■ **PROBLEM STATEMENT**:
Copy each line of the records that holds the string "name".

******************************

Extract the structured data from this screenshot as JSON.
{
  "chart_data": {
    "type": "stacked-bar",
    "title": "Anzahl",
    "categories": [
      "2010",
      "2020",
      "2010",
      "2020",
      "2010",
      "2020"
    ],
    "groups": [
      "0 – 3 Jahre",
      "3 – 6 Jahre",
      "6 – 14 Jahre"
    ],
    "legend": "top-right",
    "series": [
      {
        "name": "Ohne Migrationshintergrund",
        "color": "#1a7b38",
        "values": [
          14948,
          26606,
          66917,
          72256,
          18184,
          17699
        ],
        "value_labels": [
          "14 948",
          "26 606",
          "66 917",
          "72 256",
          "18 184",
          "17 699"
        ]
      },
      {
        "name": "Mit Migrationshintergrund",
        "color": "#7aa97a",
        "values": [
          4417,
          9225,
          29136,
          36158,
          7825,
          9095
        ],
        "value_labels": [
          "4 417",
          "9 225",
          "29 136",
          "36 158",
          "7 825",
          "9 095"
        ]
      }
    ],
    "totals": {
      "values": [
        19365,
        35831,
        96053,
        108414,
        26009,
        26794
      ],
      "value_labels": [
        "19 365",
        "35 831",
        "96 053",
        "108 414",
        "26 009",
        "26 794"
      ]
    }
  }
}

******************************

■ **COMPLETE OUTPUT**:
        "name": "Ohne Migrationshintergrund",
        "name": "Mit Migrationshintergrund",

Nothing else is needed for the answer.